(Job)
Send back the records in full, character for character.

Saved data entries:
_ _ _ _ _

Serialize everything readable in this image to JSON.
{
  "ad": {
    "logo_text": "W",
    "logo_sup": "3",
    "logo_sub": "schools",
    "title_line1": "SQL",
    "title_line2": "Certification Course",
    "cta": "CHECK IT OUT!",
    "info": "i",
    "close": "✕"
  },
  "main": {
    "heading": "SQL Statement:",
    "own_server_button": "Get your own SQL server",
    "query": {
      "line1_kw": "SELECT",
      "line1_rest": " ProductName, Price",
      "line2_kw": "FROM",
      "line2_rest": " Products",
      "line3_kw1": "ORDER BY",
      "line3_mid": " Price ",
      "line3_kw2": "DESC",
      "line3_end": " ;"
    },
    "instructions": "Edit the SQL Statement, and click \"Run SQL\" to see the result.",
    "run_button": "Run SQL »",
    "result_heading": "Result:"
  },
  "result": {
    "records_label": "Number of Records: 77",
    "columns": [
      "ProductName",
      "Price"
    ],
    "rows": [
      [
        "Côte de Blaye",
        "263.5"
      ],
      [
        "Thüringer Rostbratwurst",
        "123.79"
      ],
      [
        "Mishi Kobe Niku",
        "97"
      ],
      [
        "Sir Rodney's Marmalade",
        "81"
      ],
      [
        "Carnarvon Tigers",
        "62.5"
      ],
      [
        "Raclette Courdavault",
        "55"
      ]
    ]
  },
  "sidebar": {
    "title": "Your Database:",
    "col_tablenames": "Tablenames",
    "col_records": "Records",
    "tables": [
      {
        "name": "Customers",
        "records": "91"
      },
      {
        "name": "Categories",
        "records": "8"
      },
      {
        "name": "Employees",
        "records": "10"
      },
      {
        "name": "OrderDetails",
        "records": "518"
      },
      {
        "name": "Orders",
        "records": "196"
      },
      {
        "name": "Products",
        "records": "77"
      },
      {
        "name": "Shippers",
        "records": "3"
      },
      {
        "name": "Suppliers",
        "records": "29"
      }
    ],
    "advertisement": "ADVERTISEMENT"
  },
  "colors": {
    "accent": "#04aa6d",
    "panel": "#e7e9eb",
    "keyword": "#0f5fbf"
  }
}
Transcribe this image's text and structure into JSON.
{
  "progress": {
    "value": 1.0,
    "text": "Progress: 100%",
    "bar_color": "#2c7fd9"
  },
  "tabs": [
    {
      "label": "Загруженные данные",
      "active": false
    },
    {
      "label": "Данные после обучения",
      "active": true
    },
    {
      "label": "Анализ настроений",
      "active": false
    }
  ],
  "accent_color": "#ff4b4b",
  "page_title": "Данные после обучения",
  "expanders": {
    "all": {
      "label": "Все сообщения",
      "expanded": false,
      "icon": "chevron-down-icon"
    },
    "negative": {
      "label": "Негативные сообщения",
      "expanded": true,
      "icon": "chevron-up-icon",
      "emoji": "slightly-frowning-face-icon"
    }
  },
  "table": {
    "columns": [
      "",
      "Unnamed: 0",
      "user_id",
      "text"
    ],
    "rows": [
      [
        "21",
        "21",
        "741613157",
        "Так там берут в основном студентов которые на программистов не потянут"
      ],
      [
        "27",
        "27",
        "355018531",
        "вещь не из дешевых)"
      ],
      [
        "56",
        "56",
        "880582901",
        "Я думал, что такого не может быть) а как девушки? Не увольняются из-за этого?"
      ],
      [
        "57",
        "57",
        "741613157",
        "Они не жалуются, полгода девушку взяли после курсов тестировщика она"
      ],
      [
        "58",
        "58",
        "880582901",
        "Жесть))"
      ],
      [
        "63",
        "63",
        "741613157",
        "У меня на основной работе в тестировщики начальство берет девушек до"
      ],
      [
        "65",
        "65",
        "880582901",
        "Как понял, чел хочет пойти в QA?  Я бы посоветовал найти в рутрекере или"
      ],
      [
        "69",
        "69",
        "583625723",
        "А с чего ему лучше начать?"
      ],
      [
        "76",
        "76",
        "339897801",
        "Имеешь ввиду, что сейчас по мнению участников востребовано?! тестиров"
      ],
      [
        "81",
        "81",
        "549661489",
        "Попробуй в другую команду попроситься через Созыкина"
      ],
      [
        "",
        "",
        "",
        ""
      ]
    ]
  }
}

_ _ _ _ _

(Written reply)
Serialize everything readable in this image to JSON.
{
  "ad": {
    "logo_text": "W",
    "logo_sup": "3",
    "logo_sub": "schools",
    "title_line1": "SQL",
    "title_line2": "Certification Course",
    "cta": "CHECK IT OUT!",
    "info": "i",
    "close": "✕"
  },
  "main": {
    "heading": "SQL Statement:",
    "own_server_button": "Get your own SQL server",
    "query": {
      "line1_kw": "SELECT",
      "line1_rest": " ProductName, Price",
      "line2_kw": "FROM",
      "line2_rest": " Products",
      "line3_kw1": "ORDER BY",
      "line3_mid": " Price ",
      "line3_kw2": "DESC",
      "line3_end": " ;"
    },
    "instructions": "Edit the SQL Statement, and click \"Run SQL\" to see the result.",
    "run_button": "Run SQL »",
    "result_heading": "Result:"
  },
  "result": {
    "records_label": "Number of Records: 77",
    "columns": [
      "ProductName",
      "Price"
    ],
    "rows": [
      [
        "Côte de Blaye",
        "263.5"
      ],
      [
        "Thüringer Rostbratwurst",
        "123.79"
      ],
      [
        "Mishi Kobe Niku",
        "97"
      ],
      [
        "Sir Rodney's Marmalade",
        "81"
      ],
      [
        "Carnarvon Tigers",
        "62.5"
      ],
      [
        "Raclette Courdavault",
        "55"
      ]
    ]
  },
  "sidebar": {
    "title": "Your Database:",
    "col_tablenames": "Tablenames",
    "col_records": "Records",
    "tables": [
      {
        "name": "Customers",
        "records": "91"
      },
      {
        "name": "Categories",
        "records": "8"
      },
      {
        "name": "Employees",
        "records": "10"
      },
      {
        "name": "OrderDetails",
        "records": "518"
      },
      {
        "name": "Orders",
        "records": "196"
      },
      {
        "name": "Products",
        "records": "77"
      },
      {
        "name": "Shippers",
        "records": "3"
      },
      {
        "name": "Suppliers",
        "records": "29"
      }
    ],
    "advertisement": "ADVERTISEMENT"
  },
  "colors": {
    "accent": "#04aa6d",
    "panel": "#e7e9eb",
    "keyword": "#0f5fbf"
  }
}
Transcribe this image's text and structure into JSON.
{
  "progress": {
    "value": 1.0,
    "text": "Progress: 100%",
    "bar_color": "#2c7fd9"
  },
  "tabs": [
    {
      "label": "Загруженные данные",
      "active": false
    },
    {
      "label": "Данные после обучения",
      "active": true
    },
    {
      "label": "Анализ настроений",
      "active": false
    }
  ],
  "accent_color": "#ff4b4b",
  "page_title": "Данные после обучения",
  "expanders": {
    "all": {
      "label": "Все сообщения",
      "expanded": false,
      "icon": "chevron-down-icon"
    },
    "negative": {
      "label": "Негативные сообщения",
      "expanded": true,
      "icon": "chevron-up-icon",
      "emoji": "slightly-frowning-face-icon"
    }
  },
  "table": {
    "columns": [
      "",
      "Unnamed: 0",
      "user_id",
      "text"
    ],
    "rows": [
      [
        "21",
        "21",
        "741613157",
        "Так там берут в основном студентов которые на программистов не потянут"
      ],
      [
        "27",
        "27",
        "355018531",
        "вещь не из дешевых)"
      ],
      [
        "56",
        "56",
        "880582901",
        "Я думал, что такого не может быть) а как девушки? Не увольняются из-за этого?"
      ],
      [
        "57",
        "57",
        "741613157",
        "Они не жалуются, полгода девушку взяли после курсов тестировщика она"
      ],
      [
        "58",
        "58",
        "880582901",
        "Жесть))"
      ],
      [
        "63",
        "63",
        "741613157",
        "У меня на основной работе в тестировщики начальство берет девушек до"
      ],
      [
        "65",
        "65",
        "880582901",
        "Как понял, чел хочет пойти в QA?  Я бы посоветовал найти в рутрекере или"
      ],
      [
        "69",
        "69",
        "583625723",
        "А с чего ему лучше начать?"
      ],
      [
        "76",
        "76",
        "339897801",
        "Имеешь ввиду, что сейчас по мнению участников востребовано?! тестиров"
      ],
      [
        "81",
        "81",
        "549661489",
        "Попробуй в другую команду попроситься через Созыкина"
      ],
      [
        "",
        "",
        "",
        ""
      ]
    ]
  }
}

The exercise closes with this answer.